## Task details
Locate each line in the records that contains the string "date", and copy those lines.

Start of Supplied records

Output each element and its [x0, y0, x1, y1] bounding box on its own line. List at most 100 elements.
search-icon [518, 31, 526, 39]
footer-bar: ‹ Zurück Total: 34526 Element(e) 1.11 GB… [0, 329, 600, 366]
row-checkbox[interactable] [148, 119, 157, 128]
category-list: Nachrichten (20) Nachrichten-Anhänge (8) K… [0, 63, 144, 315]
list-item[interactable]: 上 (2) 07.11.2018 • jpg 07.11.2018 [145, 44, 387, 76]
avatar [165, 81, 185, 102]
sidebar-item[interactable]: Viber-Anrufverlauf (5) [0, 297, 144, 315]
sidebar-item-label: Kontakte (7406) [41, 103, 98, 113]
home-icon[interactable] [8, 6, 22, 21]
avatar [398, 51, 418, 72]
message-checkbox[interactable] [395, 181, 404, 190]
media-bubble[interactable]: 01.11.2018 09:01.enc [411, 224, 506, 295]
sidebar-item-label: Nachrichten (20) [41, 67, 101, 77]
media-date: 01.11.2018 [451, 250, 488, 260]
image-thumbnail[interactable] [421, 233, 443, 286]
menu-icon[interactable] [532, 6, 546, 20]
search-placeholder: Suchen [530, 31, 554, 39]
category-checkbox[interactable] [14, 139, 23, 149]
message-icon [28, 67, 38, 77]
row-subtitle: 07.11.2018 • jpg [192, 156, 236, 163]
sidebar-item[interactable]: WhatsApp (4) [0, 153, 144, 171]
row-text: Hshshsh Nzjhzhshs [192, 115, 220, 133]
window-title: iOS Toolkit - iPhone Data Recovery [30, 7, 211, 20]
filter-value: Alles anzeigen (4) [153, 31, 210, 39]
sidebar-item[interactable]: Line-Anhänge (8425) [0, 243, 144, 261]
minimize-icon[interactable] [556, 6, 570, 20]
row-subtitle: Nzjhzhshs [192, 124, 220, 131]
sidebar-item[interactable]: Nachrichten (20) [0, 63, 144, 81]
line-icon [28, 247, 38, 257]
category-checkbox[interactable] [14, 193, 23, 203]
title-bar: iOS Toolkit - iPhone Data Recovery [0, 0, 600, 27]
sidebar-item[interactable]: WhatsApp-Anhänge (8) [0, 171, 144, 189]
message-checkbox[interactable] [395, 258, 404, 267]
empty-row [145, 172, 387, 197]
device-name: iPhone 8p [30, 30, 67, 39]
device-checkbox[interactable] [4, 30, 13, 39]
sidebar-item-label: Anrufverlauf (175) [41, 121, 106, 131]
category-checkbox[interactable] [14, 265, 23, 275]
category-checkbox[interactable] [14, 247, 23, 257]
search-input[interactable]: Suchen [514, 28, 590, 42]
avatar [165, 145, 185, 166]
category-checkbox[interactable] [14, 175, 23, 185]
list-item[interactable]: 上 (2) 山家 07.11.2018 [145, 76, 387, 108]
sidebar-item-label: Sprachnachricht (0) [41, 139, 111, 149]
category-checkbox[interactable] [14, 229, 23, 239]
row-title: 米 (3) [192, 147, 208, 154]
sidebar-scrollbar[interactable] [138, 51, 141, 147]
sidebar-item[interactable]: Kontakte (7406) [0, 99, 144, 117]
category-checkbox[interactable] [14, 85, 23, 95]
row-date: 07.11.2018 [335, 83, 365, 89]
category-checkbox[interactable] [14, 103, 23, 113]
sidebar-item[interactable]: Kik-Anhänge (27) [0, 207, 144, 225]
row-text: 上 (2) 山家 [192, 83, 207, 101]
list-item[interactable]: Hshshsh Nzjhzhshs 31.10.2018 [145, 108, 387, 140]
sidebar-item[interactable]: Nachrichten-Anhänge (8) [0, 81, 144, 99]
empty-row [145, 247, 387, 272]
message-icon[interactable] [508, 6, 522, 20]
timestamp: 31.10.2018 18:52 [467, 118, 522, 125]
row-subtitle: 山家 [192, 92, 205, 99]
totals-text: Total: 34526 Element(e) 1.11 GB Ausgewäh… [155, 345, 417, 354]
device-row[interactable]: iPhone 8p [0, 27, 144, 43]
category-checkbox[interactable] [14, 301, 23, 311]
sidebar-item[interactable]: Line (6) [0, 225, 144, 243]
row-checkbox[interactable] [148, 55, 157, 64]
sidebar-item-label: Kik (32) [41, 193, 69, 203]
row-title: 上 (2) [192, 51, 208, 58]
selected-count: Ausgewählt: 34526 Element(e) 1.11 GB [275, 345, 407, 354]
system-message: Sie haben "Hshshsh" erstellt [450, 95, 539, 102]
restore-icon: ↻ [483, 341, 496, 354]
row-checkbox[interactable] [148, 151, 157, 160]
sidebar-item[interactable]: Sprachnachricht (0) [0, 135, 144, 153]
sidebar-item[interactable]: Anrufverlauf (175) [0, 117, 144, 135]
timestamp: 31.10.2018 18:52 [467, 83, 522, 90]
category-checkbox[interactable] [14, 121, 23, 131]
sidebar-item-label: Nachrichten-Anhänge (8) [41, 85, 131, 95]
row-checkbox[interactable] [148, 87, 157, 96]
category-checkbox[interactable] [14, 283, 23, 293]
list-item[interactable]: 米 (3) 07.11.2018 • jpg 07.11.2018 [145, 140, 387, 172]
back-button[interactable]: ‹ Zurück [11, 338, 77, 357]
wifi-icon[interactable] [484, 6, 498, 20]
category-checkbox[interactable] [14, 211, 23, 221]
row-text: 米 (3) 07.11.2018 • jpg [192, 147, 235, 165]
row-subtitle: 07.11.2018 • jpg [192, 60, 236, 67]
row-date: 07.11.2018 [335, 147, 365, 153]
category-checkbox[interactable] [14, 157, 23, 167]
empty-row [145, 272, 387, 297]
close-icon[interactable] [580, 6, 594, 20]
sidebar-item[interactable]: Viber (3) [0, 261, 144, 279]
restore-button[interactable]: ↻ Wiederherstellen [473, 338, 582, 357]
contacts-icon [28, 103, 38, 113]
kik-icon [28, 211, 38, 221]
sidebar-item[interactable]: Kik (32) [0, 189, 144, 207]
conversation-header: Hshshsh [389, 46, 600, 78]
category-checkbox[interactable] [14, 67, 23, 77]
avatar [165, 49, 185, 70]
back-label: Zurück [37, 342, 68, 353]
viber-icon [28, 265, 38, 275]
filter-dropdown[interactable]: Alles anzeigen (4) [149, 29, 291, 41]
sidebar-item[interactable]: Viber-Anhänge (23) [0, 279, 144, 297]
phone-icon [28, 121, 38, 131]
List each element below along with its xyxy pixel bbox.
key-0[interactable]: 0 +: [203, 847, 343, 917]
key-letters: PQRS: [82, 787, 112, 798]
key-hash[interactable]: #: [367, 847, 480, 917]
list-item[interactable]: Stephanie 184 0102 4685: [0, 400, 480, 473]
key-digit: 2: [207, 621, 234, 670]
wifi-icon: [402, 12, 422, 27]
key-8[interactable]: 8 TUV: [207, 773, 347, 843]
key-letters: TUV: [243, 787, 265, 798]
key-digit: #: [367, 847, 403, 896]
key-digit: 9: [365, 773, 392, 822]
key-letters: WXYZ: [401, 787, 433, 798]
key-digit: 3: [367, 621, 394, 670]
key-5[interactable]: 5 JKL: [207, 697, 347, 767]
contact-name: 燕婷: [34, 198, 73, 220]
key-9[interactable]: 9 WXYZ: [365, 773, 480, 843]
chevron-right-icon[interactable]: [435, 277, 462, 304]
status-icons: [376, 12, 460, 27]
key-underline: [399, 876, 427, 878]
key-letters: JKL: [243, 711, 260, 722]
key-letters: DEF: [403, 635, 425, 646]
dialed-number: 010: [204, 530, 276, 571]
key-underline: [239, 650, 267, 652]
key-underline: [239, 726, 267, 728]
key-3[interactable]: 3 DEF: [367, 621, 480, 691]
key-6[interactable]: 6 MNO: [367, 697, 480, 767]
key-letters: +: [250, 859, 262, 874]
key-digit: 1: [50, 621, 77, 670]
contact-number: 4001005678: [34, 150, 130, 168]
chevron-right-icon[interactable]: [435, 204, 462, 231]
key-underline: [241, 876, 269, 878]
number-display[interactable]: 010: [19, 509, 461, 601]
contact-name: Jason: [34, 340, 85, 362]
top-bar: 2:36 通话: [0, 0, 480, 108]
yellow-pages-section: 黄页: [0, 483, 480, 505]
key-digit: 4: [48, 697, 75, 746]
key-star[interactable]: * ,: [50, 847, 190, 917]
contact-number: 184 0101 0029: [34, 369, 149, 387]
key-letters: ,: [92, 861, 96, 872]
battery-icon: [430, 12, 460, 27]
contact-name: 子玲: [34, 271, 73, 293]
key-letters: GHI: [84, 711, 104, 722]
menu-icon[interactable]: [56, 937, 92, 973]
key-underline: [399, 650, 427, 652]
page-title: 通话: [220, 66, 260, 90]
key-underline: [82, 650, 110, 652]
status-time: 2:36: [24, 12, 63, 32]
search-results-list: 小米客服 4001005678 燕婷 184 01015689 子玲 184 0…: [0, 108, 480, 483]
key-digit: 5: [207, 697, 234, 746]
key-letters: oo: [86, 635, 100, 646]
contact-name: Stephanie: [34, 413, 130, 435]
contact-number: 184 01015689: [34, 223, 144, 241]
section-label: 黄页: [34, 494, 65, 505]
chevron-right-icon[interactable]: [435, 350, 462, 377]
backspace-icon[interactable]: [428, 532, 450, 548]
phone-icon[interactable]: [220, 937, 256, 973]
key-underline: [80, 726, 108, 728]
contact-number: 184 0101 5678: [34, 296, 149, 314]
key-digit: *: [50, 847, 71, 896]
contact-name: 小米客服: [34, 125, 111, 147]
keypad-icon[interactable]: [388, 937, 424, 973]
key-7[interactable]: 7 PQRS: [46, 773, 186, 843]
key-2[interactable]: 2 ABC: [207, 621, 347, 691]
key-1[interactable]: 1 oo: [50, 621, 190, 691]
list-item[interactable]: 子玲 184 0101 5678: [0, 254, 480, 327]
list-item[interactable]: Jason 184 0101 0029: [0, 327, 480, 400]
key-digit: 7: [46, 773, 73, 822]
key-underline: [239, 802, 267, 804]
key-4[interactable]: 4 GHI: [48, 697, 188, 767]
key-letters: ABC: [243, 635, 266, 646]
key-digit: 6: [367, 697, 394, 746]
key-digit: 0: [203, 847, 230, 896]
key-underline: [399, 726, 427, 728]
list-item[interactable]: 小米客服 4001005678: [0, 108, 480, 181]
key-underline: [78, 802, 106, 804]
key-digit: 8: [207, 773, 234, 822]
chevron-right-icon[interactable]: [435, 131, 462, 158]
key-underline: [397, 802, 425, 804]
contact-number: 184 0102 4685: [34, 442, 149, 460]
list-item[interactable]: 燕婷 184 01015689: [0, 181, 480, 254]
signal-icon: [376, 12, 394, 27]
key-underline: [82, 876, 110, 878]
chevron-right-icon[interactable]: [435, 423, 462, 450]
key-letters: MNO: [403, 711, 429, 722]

End of Supplied records

## Final result
media-date: 01.11.2018 [451, 250, 488, 260]
row-date: 07.11.2018 [335, 83, 365, 89]
row-date: 07.11.2018 [335, 147, 365, 153]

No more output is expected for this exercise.